◆ Records for the task
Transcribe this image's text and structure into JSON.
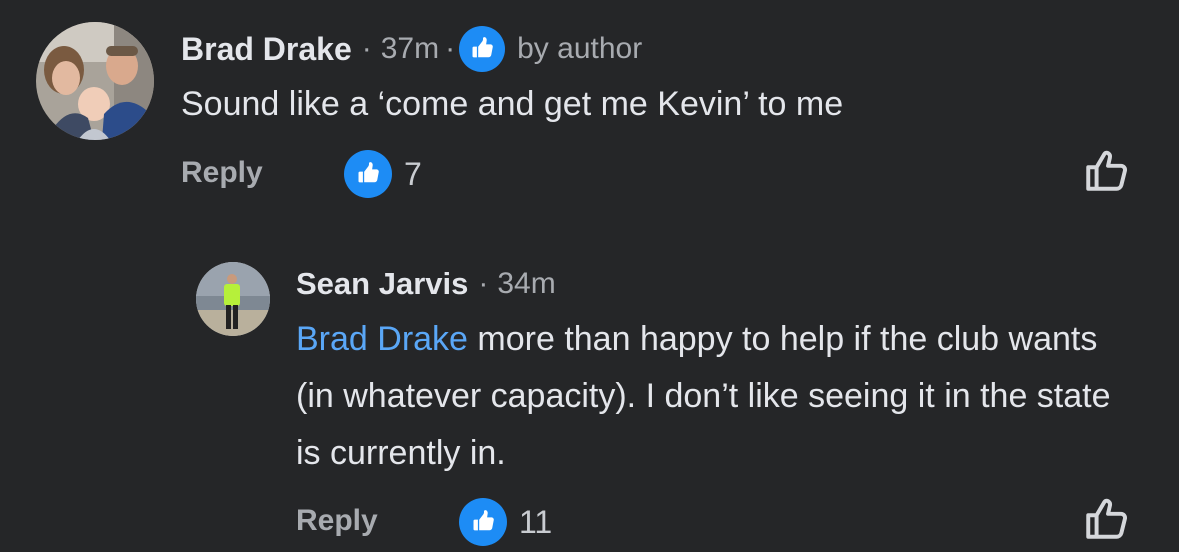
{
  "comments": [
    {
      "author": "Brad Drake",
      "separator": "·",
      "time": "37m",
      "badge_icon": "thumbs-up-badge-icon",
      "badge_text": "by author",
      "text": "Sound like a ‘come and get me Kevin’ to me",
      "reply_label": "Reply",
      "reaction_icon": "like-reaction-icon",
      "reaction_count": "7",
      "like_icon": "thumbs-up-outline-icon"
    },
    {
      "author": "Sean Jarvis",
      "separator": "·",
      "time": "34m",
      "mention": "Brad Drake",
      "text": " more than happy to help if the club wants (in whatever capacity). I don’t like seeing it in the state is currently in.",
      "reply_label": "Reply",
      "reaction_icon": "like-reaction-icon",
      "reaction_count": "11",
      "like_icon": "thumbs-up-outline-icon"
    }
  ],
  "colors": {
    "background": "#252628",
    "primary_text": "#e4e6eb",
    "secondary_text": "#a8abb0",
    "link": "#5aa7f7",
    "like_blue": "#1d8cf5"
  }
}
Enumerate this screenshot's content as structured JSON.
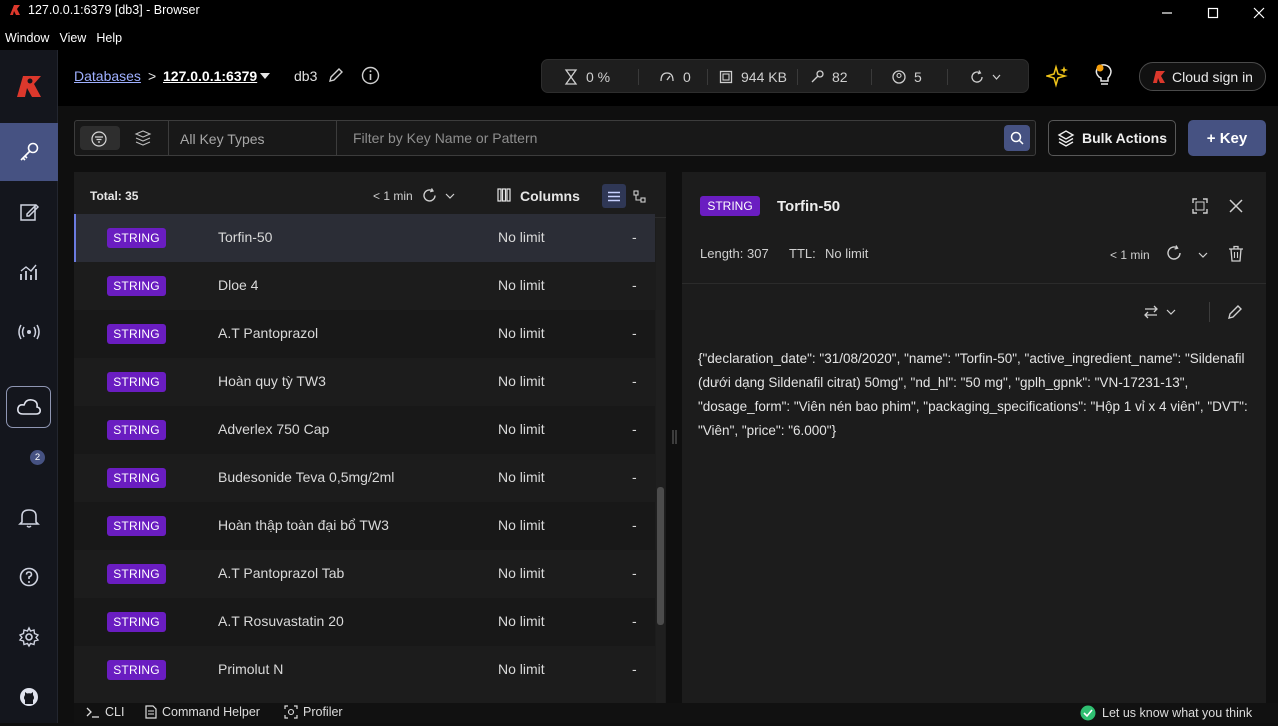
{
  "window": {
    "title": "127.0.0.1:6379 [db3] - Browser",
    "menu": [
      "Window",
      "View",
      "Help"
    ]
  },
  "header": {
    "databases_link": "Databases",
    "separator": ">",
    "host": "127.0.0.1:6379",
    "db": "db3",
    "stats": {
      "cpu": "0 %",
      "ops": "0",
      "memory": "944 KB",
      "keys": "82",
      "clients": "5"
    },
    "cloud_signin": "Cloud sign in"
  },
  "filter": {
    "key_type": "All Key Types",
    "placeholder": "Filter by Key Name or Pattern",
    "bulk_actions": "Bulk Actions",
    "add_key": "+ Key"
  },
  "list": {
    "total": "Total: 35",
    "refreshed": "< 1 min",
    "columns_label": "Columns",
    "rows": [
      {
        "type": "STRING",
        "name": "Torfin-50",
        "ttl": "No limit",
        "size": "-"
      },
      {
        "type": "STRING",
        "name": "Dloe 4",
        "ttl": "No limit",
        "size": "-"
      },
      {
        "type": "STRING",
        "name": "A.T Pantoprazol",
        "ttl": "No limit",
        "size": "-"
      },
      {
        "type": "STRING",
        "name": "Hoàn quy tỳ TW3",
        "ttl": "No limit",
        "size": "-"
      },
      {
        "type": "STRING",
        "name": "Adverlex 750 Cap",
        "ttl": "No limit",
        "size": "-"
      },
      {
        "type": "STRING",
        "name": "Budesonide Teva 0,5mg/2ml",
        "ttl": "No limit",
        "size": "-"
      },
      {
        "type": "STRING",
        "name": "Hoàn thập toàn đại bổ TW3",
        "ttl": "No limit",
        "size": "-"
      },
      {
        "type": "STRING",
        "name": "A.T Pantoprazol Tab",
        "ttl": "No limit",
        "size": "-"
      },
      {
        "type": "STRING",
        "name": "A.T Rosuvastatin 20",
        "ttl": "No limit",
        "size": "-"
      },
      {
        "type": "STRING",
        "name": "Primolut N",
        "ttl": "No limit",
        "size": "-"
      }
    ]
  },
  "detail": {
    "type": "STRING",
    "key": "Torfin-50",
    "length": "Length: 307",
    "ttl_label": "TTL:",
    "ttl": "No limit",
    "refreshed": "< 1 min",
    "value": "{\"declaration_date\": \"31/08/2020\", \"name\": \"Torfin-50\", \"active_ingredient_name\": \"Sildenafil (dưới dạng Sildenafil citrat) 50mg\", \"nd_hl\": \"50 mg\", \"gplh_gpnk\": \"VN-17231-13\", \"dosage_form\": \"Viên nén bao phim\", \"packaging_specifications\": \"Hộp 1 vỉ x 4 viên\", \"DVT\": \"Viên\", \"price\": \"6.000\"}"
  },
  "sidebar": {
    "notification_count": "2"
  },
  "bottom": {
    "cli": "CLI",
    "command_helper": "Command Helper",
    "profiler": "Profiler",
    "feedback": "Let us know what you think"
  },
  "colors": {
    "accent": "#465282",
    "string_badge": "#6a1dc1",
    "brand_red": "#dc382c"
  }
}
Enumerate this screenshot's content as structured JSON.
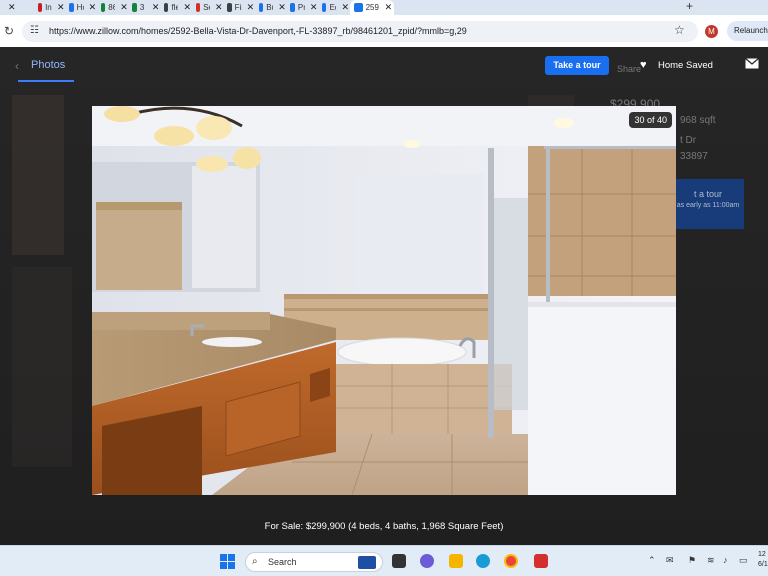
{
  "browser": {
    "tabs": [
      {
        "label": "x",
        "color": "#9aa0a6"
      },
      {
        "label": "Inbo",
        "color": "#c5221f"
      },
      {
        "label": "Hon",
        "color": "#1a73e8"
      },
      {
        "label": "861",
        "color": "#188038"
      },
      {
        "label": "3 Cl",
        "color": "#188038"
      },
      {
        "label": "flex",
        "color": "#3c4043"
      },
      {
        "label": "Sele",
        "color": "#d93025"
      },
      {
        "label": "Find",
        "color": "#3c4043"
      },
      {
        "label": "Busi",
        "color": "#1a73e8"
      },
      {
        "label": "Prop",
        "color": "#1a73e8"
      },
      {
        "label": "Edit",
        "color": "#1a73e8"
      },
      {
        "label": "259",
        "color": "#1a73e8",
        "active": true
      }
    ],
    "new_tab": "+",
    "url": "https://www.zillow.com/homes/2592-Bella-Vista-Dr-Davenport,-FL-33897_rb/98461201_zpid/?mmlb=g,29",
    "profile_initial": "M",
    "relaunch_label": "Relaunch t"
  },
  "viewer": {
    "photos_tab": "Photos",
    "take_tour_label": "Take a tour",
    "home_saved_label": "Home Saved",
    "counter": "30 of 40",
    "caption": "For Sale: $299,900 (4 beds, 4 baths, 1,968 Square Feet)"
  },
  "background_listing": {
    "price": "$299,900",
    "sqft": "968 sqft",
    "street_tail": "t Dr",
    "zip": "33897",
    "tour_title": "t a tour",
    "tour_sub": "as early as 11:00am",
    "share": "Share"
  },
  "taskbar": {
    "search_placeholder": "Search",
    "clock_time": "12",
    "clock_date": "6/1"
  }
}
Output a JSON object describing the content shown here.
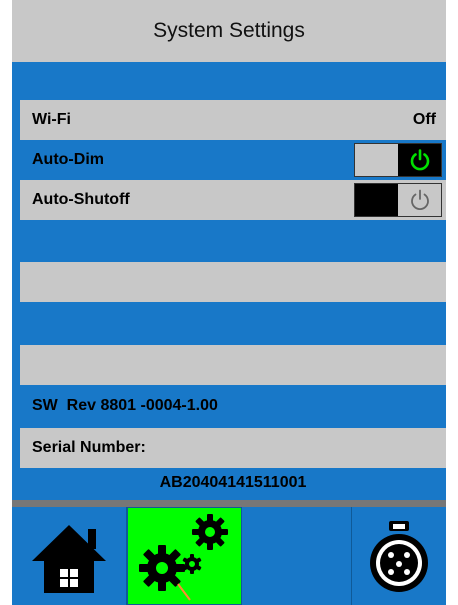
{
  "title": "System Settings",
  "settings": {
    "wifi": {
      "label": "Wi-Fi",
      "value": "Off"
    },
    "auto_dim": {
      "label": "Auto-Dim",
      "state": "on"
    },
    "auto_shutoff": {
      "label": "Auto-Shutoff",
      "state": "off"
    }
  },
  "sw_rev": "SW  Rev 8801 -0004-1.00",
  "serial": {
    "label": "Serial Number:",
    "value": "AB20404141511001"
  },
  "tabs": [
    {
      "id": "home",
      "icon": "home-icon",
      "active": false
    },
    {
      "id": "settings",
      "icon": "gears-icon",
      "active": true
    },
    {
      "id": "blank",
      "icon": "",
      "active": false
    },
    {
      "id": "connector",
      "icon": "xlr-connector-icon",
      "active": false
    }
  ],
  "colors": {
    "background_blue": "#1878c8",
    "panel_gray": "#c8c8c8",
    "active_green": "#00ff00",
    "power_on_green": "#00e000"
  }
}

◆ The problem
Pull out all lines of the data with the string "Pantoprazol".

◆ Solution for this task
        "name": "A.T Pantoprazol",
        "name": "A.T Pantoprazol Tab",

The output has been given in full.